▸ What to produce
Could you repeat the lines below, substituting "Cancel" for every "Abbrechen" and leaving everything else untouched?

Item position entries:

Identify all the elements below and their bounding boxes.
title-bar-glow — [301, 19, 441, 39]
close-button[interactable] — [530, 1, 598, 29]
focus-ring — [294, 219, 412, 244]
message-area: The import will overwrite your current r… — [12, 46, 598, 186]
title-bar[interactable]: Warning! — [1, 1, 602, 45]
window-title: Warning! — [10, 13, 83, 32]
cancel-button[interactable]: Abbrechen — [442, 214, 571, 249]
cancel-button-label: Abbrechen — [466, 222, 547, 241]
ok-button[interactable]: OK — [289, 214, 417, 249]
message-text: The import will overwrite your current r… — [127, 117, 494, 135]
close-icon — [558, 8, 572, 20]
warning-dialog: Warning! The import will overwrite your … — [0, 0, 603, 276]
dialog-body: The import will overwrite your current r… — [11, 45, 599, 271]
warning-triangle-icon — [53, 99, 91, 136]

▸ Exercise answer
Identify all the elements below and their bounding boxes.
title-bar-glow — [301, 19, 441, 39]
close-button[interactable] — [530, 1, 598, 29]
focus-ring — [294, 219, 412, 244]
message-area: The import will overwrite your current r… — [12, 46, 598, 186]
title-bar[interactable]: Warning! — [1, 1, 602, 45]
window-title: Warning! — [10, 13, 83, 32]
cancel-button[interactable]: Cancel — [442, 214, 571, 249]
cancel-button-label: Cancel — [466, 222, 547, 241]
ok-button[interactable]: OK — [289, 214, 417, 249]
message-text: The import will overwrite your current r… — [127, 117, 494, 135]
close-icon — [558, 8, 572, 20]
warning-dialog: Warning! The import will overwrite your … — [0, 0, 603, 276]
dialog-body: The import will overwrite your current r… — [11, 45, 599, 271]
warning-triangle-icon — [53, 99, 91, 136]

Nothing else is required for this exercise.